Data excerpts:
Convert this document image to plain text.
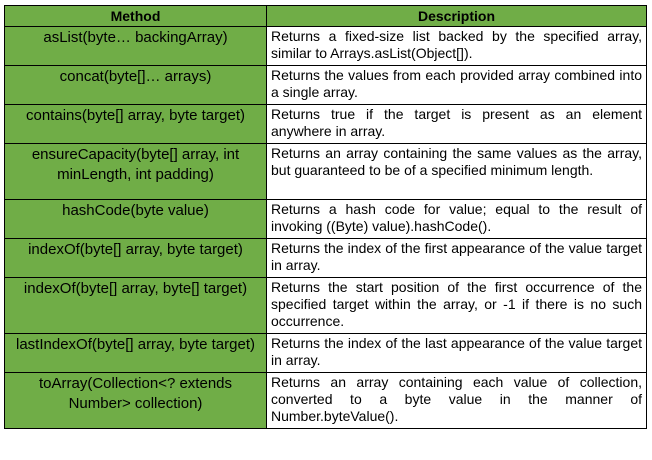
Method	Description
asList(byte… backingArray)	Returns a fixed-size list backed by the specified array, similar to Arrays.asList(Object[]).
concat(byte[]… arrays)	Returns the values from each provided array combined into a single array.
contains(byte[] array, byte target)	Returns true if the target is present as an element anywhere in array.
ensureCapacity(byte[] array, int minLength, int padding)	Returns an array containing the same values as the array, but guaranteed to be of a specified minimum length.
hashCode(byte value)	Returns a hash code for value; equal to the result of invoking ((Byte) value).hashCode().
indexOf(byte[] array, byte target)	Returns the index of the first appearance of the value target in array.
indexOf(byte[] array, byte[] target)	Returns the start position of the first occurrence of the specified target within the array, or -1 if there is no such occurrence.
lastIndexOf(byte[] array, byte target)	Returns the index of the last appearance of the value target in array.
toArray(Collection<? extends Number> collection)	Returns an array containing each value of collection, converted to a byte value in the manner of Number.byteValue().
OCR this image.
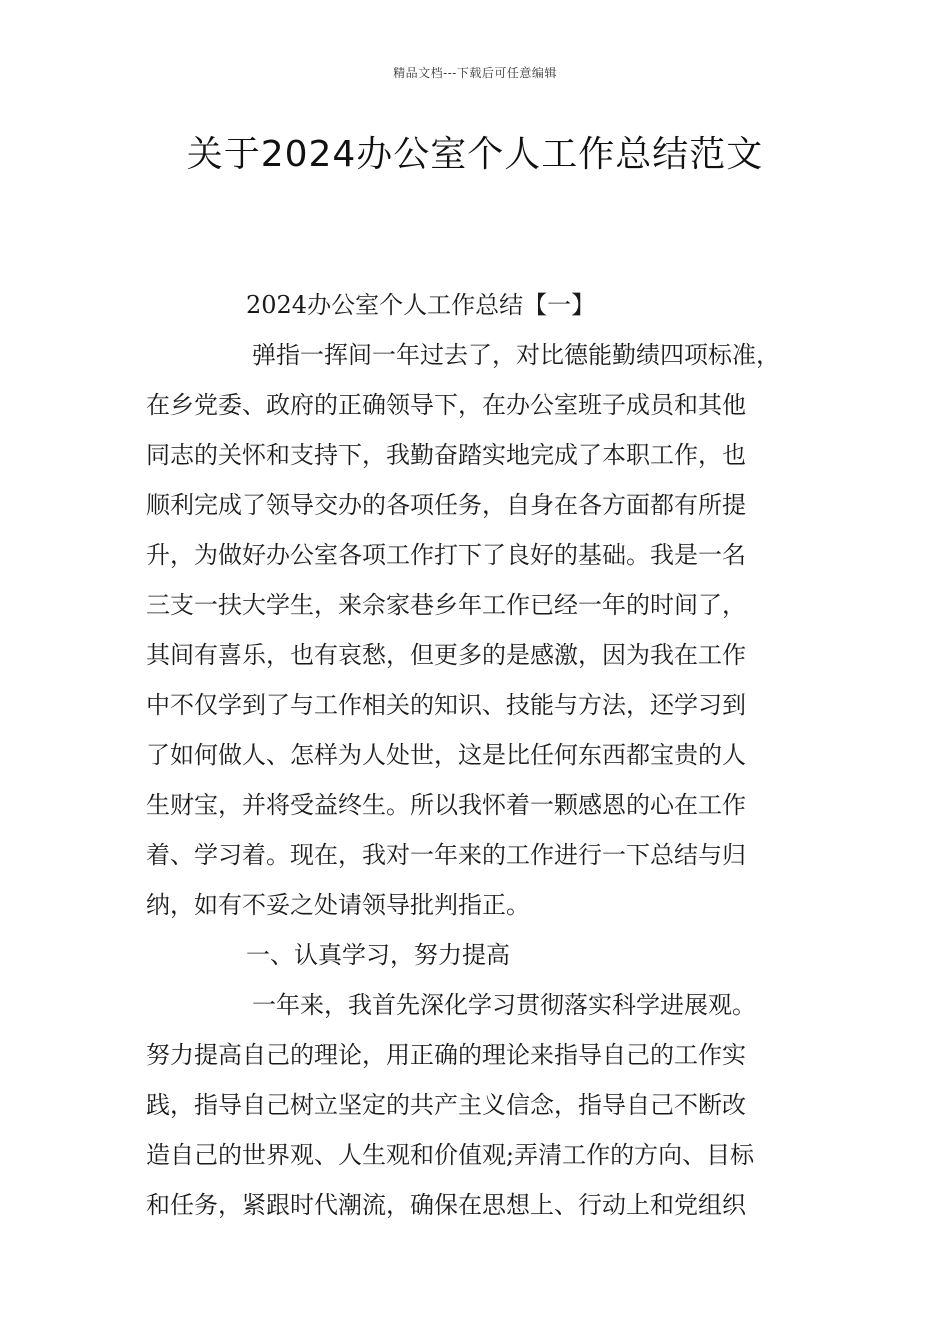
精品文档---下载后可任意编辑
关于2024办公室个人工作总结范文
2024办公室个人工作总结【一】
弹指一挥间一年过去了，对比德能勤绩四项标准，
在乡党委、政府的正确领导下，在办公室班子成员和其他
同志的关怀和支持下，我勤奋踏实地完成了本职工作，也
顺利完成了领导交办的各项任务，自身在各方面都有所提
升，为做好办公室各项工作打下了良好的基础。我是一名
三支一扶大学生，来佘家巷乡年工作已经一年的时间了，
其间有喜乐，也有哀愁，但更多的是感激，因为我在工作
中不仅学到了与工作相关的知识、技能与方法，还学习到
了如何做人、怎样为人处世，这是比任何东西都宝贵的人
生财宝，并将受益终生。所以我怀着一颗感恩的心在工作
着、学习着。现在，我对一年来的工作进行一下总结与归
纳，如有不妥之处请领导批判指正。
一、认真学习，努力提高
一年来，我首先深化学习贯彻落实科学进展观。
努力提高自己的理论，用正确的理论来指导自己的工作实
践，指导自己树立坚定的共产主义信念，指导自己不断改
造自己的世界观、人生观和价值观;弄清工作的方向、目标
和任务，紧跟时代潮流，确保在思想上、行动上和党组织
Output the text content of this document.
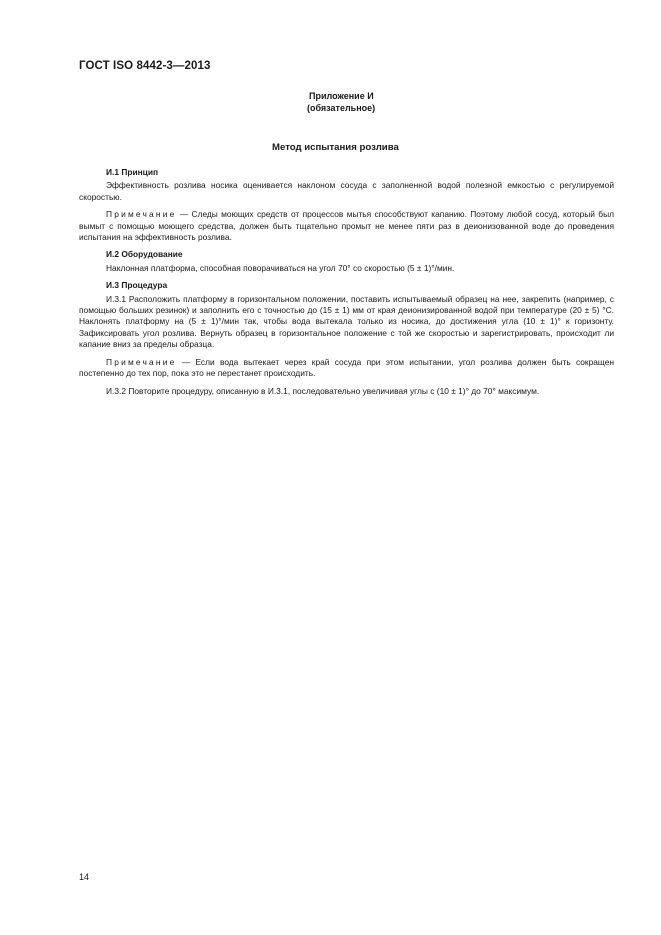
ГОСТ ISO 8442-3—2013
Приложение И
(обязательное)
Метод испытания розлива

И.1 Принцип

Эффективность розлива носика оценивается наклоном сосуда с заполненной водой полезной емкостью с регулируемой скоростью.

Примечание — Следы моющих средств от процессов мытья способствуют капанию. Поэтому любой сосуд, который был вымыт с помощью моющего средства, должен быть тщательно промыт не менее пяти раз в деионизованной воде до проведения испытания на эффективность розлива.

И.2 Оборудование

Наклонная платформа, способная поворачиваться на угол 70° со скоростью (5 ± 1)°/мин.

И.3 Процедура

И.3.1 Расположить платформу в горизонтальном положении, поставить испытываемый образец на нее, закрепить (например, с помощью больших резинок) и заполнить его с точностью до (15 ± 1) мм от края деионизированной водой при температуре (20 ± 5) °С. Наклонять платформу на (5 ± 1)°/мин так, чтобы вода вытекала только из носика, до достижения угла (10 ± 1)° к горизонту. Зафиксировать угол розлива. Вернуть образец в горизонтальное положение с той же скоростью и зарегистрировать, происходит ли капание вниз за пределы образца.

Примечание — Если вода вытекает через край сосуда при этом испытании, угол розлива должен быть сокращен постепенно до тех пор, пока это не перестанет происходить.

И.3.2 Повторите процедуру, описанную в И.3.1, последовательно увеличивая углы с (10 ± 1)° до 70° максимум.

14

* * *

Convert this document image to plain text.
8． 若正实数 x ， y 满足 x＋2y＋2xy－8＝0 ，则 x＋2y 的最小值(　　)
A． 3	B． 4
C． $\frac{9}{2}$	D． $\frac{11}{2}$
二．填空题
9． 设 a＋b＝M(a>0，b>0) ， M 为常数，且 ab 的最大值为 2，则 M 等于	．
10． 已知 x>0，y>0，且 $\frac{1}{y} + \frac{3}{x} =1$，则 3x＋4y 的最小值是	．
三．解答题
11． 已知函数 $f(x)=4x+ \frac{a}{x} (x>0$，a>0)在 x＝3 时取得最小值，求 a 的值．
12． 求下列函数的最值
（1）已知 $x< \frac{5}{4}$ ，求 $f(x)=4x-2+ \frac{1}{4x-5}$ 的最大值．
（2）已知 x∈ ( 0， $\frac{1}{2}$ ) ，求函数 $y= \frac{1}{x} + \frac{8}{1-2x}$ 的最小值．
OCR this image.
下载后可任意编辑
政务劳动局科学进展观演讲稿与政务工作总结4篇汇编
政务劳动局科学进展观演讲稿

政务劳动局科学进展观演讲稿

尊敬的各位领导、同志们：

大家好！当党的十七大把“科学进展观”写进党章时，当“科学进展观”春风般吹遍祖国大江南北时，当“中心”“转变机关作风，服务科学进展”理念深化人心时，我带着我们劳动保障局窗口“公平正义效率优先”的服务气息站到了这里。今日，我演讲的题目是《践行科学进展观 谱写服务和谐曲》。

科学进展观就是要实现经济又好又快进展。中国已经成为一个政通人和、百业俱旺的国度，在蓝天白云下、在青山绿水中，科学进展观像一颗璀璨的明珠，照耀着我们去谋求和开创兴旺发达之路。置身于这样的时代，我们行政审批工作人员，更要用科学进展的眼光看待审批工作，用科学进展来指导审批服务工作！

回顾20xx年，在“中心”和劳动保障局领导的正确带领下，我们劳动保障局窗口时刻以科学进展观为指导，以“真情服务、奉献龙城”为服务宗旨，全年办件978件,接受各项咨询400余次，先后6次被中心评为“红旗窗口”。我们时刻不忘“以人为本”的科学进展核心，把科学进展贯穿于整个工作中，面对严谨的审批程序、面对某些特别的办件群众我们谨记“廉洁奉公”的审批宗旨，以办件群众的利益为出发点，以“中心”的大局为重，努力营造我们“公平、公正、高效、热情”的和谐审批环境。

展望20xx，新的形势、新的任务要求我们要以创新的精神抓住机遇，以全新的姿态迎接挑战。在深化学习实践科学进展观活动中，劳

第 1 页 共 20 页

--

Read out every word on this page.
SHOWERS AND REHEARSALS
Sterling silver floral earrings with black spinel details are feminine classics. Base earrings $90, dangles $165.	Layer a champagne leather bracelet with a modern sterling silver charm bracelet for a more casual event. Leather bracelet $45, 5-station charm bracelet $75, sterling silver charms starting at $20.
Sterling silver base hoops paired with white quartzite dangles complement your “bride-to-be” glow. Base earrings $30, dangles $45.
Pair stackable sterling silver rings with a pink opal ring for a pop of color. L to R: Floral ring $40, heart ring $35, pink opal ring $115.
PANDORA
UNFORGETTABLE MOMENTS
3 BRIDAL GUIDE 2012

▶ YOUR INSTRUCTIONS
Check every line in the material above for the string "быть", then give only the number of lines that have it.

▶ SOLUTION TO THE PROBLEM
2